Dataset records:

★ ★ ★ ★ ★ ★ ★

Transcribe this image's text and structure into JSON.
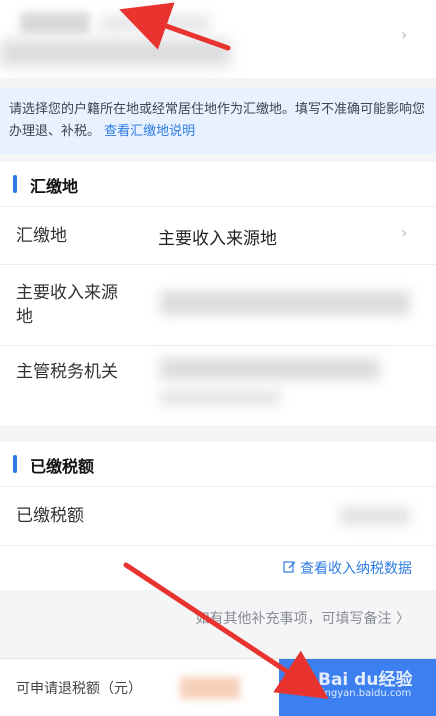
{
  "notice": {
    "text": "请选择您的户籍所在地或经常居住地作为汇缴地。填写不准确可能影响您办理退、补税。",
    "link": "查看汇缴地说明"
  },
  "section1": {
    "title": "汇缴地"
  },
  "rows": {
    "huijiaodi_label": "汇缴地",
    "huijiaodi_value": "主要收入来源地",
    "income_source_label_1": "主要收入来源",
    "income_source_label_2": "地",
    "tax_office_label": "主管税务机关"
  },
  "section2": {
    "title": "已缴税额"
  },
  "paid": {
    "label": "已缴税额"
  },
  "link_row": {
    "text": "查看收入纳税数据"
  },
  "note_row": {
    "text": "如有其他补充事项，可填写备注"
  },
  "bottom": {
    "refund_label": "可申请退税额（元）",
    "watermark": "Bai du经验",
    "watermark_sub": "jingyan.baidu.com"
  },
  "colors": {
    "accent": "#2f7de1",
    "button": "#3c7ff0",
    "arrow": "#e8332f"
  }
}
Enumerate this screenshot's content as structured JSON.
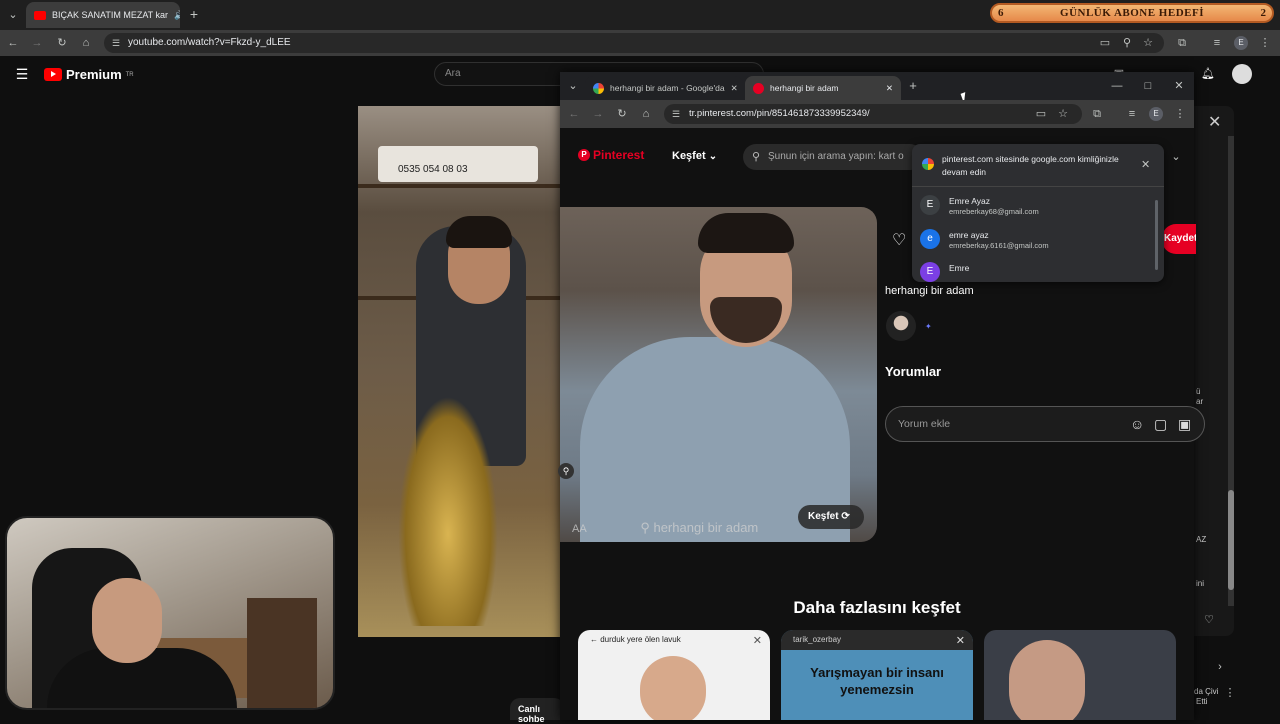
{
  "outer_browser": {
    "tab_title": "BIÇAK SANATIM MEZAT kar",
    "url": "youtube.com/watch?v=Fkzd-y_dLEE"
  },
  "banner": {
    "left_number": "6",
    "title": "GÜNLÜK ABONE HEDEFİ",
    "right_number": "2"
  },
  "youtube": {
    "logo_text": "Premium",
    "logo_badge": "TR",
    "search_placeholder": "Ara",
    "video_sign": "0535 054 08 03",
    "live_chat": "Canlı sohbe",
    "side_texts": [
      "ü",
      "ar",
      "AZ",
      "ini",
      "da Çivi",
      "Etti"
    ]
  },
  "inner_browser": {
    "tab1_title": "herhangi bir adam - Google'da",
    "tab2_title": "herhangi bir adam",
    "url": "tr.pinterest.com/pin/851461873339952349/"
  },
  "pinterest": {
    "logo": "Pinterest",
    "explore_nav": "Keşfet",
    "search_placeholder": "Şunun için arama yapın: kart o",
    "image_search_text": "herhangi bir adam",
    "explore_button": "Keşfet",
    "save_button": "Kaydet",
    "pin_title": "herhangi bir adam",
    "comments_heading": "Yorumlar",
    "comment_placeholder": "Yorum ekle",
    "more_heading": "Daha fazlasını keşfet",
    "cards": [
      {
        "header": "durduk yere ölen lavuk"
      },
      {
        "header": "tarik_ozerbay",
        "text": "Yarışmayan bir insanı yenemezsin"
      },
      {
        "header": ""
      }
    ]
  },
  "google_popup": {
    "message": "pinterest.com sitesinde google.com kimliğinizle devam edin",
    "accounts": [
      {
        "initial": "E",
        "name": "Emre Ayaz",
        "email": "emreberkay68@gmail.com",
        "color": "#3c4043"
      },
      {
        "initial": "e",
        "name": "emre ayaz",
        "email": "emreberkay.6161@gmail.com",
        "color": "#1a73e8"
      },
      {
        "initial": "E",
        "name": "Emre",
        "email": "",
        "color": "#7b3fe4"
      }
    ]
  }
}
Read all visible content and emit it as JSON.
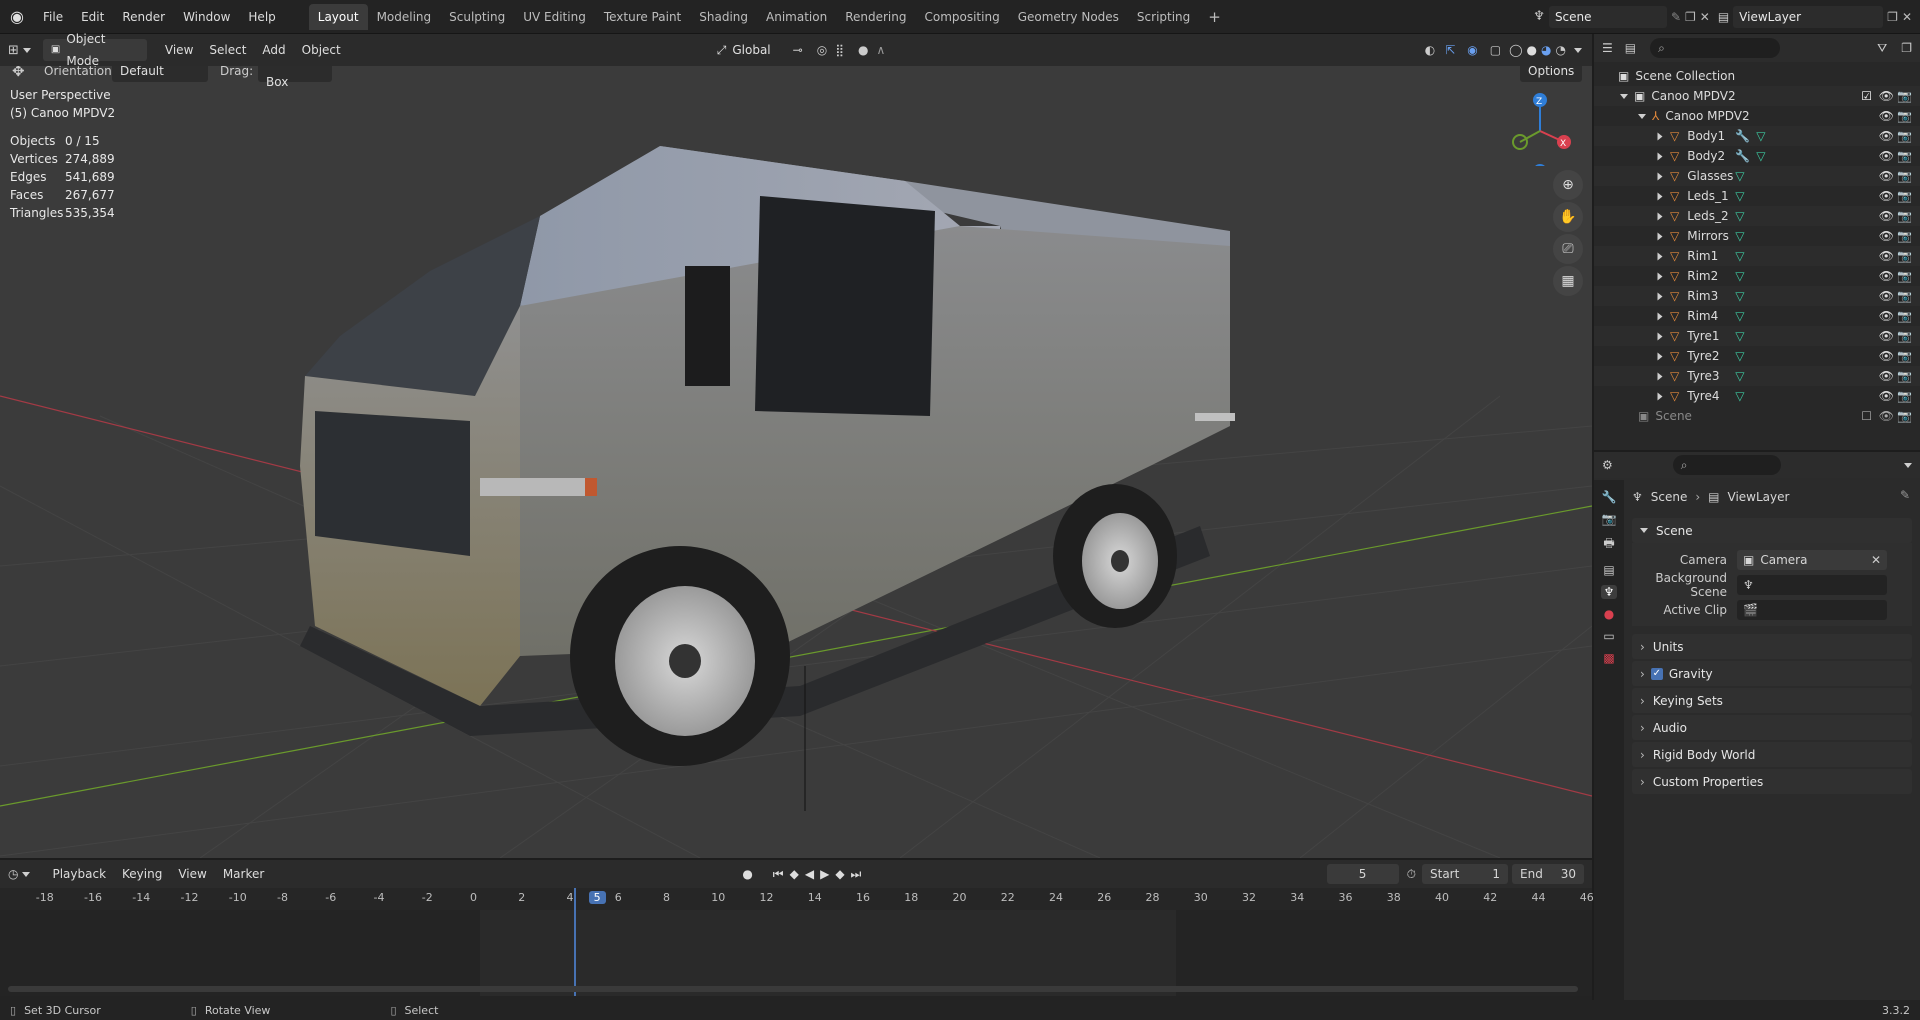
{
  "menubar": {
    "items": [
      "File",
      "Edit",
      "Render",
      "Window",
      "Help"
    ],
    "workspaces": [
      "Layout",
      "Modeling",
      "Sculpting",
      "UV Editing",
      "Texture Paint",
      "Shading",
      "Animation",
      "Rendering",
      "Compositing",
      "Geometry Nodes",
      "Scripting"
    ],
    "active_workspace": "Layout",
    "add_tab": "+",
    "scene_name": "Scene",
    "view_layer": "ViewLayer"
  },
  "viewport_header": {
    "mode": "Object Mode",
    "menus": [
      "View",
      "Select",
      "Add",
      "Object"
    ],
    "transform_orientation": "Global",
    "orientation_label": "Orientation:",
    "orientation_value": "Default",
    "drag_label": "Drag:",
    "drag_value": "Select Box",
    "options_label": "Options"
  },
  "viewport_info": {
    "perspective": "User Perspective",
    "collection": "(5) Canoo MPDV2",
    "stats": [
      {
        "label": "Objects",
        "value": "0 / 15"
      },
      {
        "label": "Vertices",
        "value": "274,889"
      },
      {
        "label": "Edges",
        "value": "541,689"
      },
      {
        "label": "Faces",
        "value": "267,677"
      },
      {
        "label": "Triangles",
        "value": "535,354"
      }
    ],
    "gizmo_axes": {
      "z": "Z",
      "x": "X"
    }
  },
  "outliner": {
    "root": "Scene Collection",
    "collection": "Canoo MPDV2",
    "empty": "Canoo MPDV2",
    "objects": [
      "Body1",
      "Body2",
      "Glasses",
      "Leds_1",
      "Leds_2",
      "Mirrors",
      "Rim1",
      "Rim2",
      "Rim3",
      "Rim4",
      "Tyre1",
      "Tyre2",
      "Tyre3",
      "Tyre4"
    ],
    "scene_item": "Scene"
  },
  "properties": {
    "breadcrumb_scene": "Scene",
    "breadcrumb_layer": "ViewLayer",
    "panel_title": "Scene",
    "camera_label": "Camera",
    "camera_value": "Camera",
    "background_scene_label": "Background Scene",
    "active_clip_label": "Active Clip",
    "subpanels": [
      "Units",
      "Gravity",
      "Keying Sets",
      "Audio",
      "Rigid Body World",
      "Custom Properties"
    ],
    "gravity_checked": true
  },
  "timeline": {
    "menus": [
      "Playback",
      "Keying",
      "View",
      "Marker"
    ],
    "current_frame": "5",
    "start_label": "Start",
    "start_value": "1",
    "end_label": "End",
    "end_value": "30",
    "ticks": [
      "-18",
      "-16",
      "-14",
      "-12",
      "-10",
      "-8",
      "-6",
      "-4",
      "-2",
      "0",
      "2",
      "4",
      "5",
      "6",
      "8",
      "10",
      "12",
      "14",
      "16",
      "18",
      "20",
      "22",
      "24",
      "26",
      "28",
      "30",
      "32",
      "34",
      "36",
      "38",
      "40",
      "42",
      "44",
      "46"
    ]
  },
  "statusbar": {
    "hint1": "Set 3D Cursor",
    "hint2": "Rotate View",
    "hint3": "Select",
    "version": "3.3.2"
  },
  "colors": {
    "accent": "#4772b3",
    "axis_x": "#d9404f",
    "axis_y": "#6a9a2c",
    "axis_z": "#2f7ed8",
    "mesh_icon": "#e0883b",
    "data_icon": "#3cc8a0"
  }
}
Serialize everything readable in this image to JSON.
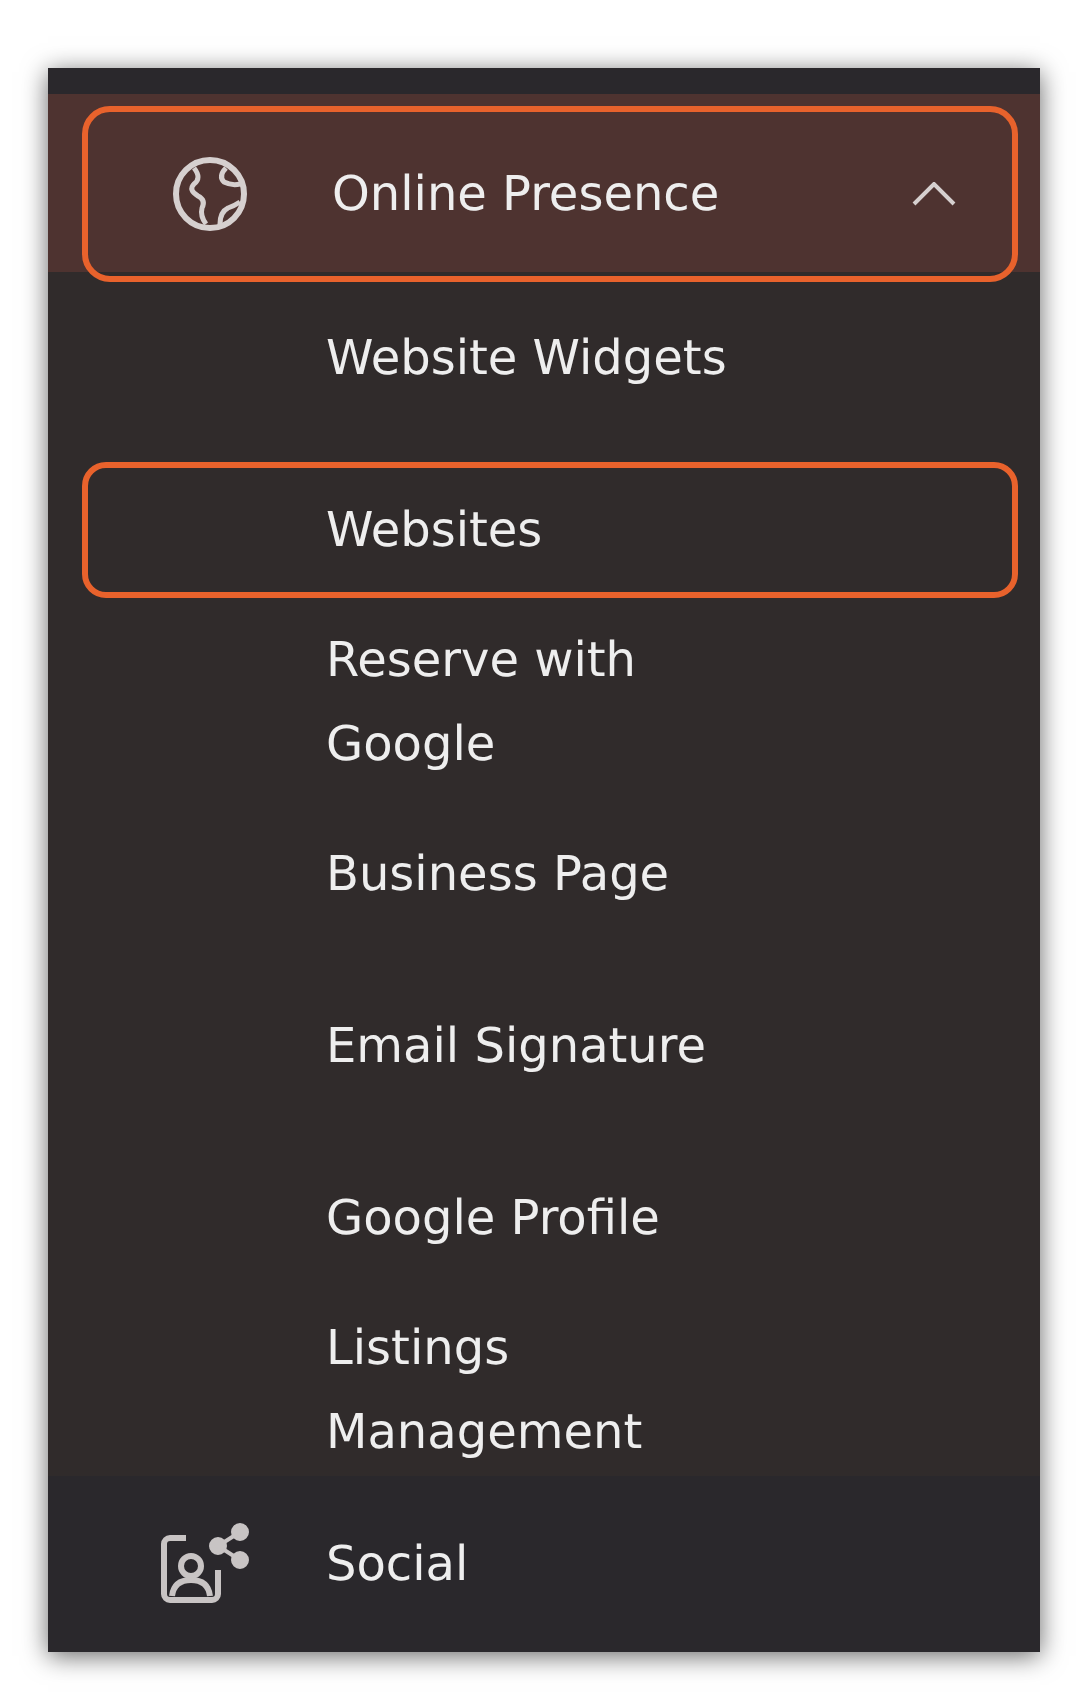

★ ★ ★ ★ ★ ★ ★

PROBLEM DESCRIPTION: Copy out the entries verbatim and leave the images out.

SOLUTION:
Transcribe this image's text and structure into JSON.
{
  "notice": {
    "text": "请选择您的户籍所在地或经常居住地作为汇缴地。填写不准确可能影响您办理退、补税。",
    "link": "查看汇缴地说明"
  },
  "section1": {
    "title": "汇缴地"
  },
  "rows": {
    "huijiaodi_label": "汇缴地",
    "huijiaodi_value": "主要收入来源地",
    "income_source_label_1": "主要收入来源",
    "income_source_label_2": "地",
    "tax_office_label": "主管税务机关"
  },
  "section2": {
    "title": "已缴税额"
  },
  "paid": {
    "label": "已缴税额"
  },
  "link_row": {
    "text": "查看收入纳税数据"
  },
  "note_row": {
    "text": "如有其他补充事项，可填写备注"
  },
  "bottom": {
    "refund_label": "可申请退税额（元）",
    "watermark": "Bai du经验",
    "watermark_sub": "jingyan.baidu.com"
  },
  "colors": {
    "accent": "#2f7de1",
    "button": "#3c7ff0",
    "arrow": "#e8332f"
  }
}
Enumerate this screenshot's content as structured JSON.
{
  "outer_browser": {
    "tab_title": "BIÇAK SANATIM MEZAT kar",
    "url": "youtube.com/watch?v=Fkzd-y_dLEE"
  },
  "banner": {
    "left_number": "6",
    "title": "GÜNLÜK ABONE HEDEFİ",
    "right_number": "2"
  },
  "youtube": {
    "logo_text": "Premium",
    "logo_badge": "TR",
    "search_placeholder": "Ara",
    "video_sign": "0535 054 08 03",
    "live_chat": "Canlı sohbe",
    "side_texts": [
      "ü",
      "ar",
      "AZ",
      "ini",
      "da Çivi",
      "Etti"
    ]
  },
  "inner_browser": {
    "tab1_title": "herhangi bir adam - Google'da",
    "tab2_title": "herhangi bir adam",
    "url": "tr.pinterest.com/pin/851461873339952349/"
  },
  "pinterest": {
    "logo": "Pinterest",
    "explore_nav": "Keşfet",
    "search_placeholder": "Şunun için arama yapın: kart o",
    "image_search_text": "herhangi bir adam",
    "explore_button": "Keşfet",
    "save_button": "Kaydet",
    "pin_title": "herhangi bir adam",
    "comments_heading": "Yorumlar",
    "comment_placeholder": "Yorum ekle",
    "more_heading": "Daha fazlasını keşfet",
    "cards": [
      {
        "header": "durduk yere ölen lavuk"
      },
      {
        "header": "tarik_ozerbay",
        "text": "Yarışmayan bir insanı yenemezsin"
      },
      {
        "header": ""
      }
    ]
  },
  "google_popup": {
    "message": "pinterest.com sitesinde google.com kimliğinizle devam edin",
    "accounts": [
      {
        "initial": "E",
        "name": "Emre Ayaz",
        "email": "emreberkay68@gmail.com",
        "color": "#3c4043"
      },
      {
        "initial": "e",
        "name": "emre ayaz",
        "email": "emreberkay.6161@gmail.com",
        "color": "#1a73e8"
      },
      {
        "initial": "E",
        "name": "Emre",
        "email": "",
        "color": "#7b3fe4"
      }
    ]
  }
}
Read all visible content and emit it as JSON.
{
  "menubar": {
    "items": [
      "File",
      "Edit",
      "Render",
      "Window",
      "Help"
    ],
    "workspaces": [
      "Layout",
      "Modeling",
      "Sculpting",
      "UV Editing",
      "Texture Paint",
      "Shading",
      "Animation",
      "Rendering",
      "Compositing",
      "Geometry Nodes",
      "Scripting"
    ],
    "active_workspace": "Layout",
    "add_tab": "+",
    "scene_name": "Scene",
    "view_layer": "ViewLayer"
  },
  "viewport_header": {
    "mode": "Object Mode",
    "menus": [
      "View",
      "Select",
      "Add",
      "Object"
    ],
    "transform_orientation": "Global",
    "orientation_label": "Orientation:",
    "orientation_value": "Default",
    "drag_label": "Drag:",
    "drag_value": "Select Box",
    "options_label": "Options"
  },
  "viewport_info": {
    "perspective": "User Perspective",
    "collection": "(5) Canoo MPDV2",
    "stats": [
      {
        "label": "Objects",
        "value": "0 / 15"
      },
      {
        "label": "Vertices",
        "value": "274,889"
      },
      {
        "label": "Edges",
        "value": "541,689"
      },
      {
        "label": "Faces",
        "value": "267,677"
      },
      {
        "label": "Triangles",
        "value": "535,354"
      }
    ],
    "gizmo_axes": {
      "z": "Z",
      "x": "X"
    }
  },
  "outliner": {
    "root": "Scene Collection",
    "collection": "Canoo MPDV2",
    "empty": "Canoo MPDV2",
    "objects": [
      "Body1",
      "Body2",
      "Glasses",
      "Leds_1",
      "Leds_2",
      "Mirrors",
      "Rim1",
      "Rim2",
      "Rim3",
      "Rim4",
      "Tyre1",
      "Tyre2",
      "Tyre3",
      "Tyre4"
    ],
    "scene_item": "Scene"
  },
  "properties": {
    "breadcrumb_scene": "Scene",
    "breadcrumb_layer": "ViewLayer",
    "panel_title": "Scene",
    "camera_label": "Camera",
    "camera_value": "Camera",
    "background_scene_label": "Background Scene",
    "active_clip_label": "Active Clip",
    "subpanels": [
      "Units",
      "Gravity",
      "Keying Sets",
      "Audio",
      "Rigid Body World",
      "Custom Properties"
    ],
    "gravity_checked": true
  },
  "timeline": {
    "menus": [
      "Playback",
      "Keying",
      "View",
      "Marker"
    ],
    "current_frame": "5",
    "start_label": "Start",
    "start_value": "1",
    "end_label": "End",
    "end_value": "30",
    "ticks": [
      "-18",
      "-16",
      "-14",
      "-12",
      "-10",
      "-8",
      "-6",
      "-4",
      "-2",
      "0",
      "2",
      "4",
      "5",
      "6",
      "8",
      "10",
      "12",
      "14",
      "16",
      "18",
      "20",
      "22",
      "24",
      "26",
      "28",
      "30",
      "32",
      "34",
      "36",
      "38",
      "40",
      "42",
      "44",
      "46"
    ]
  },
  "statusbar": {
    "hint1": "Set 3D Cursor",
    "hint2": "Rotate View",
    "hint3": "Select",
    "version": "3.3.2"
  },
  "colors": {
    "accent": "#4772b3",
    "axis_x": "#d9404f",
    "axis_y": "#6a9a2c",
    "axis_z": "#2f7ed8",
    "mesh_icon": "#e0883b",
    "data_icon": "#3cc8a0"
  }
}
Serialize everything readable in this image to JSON.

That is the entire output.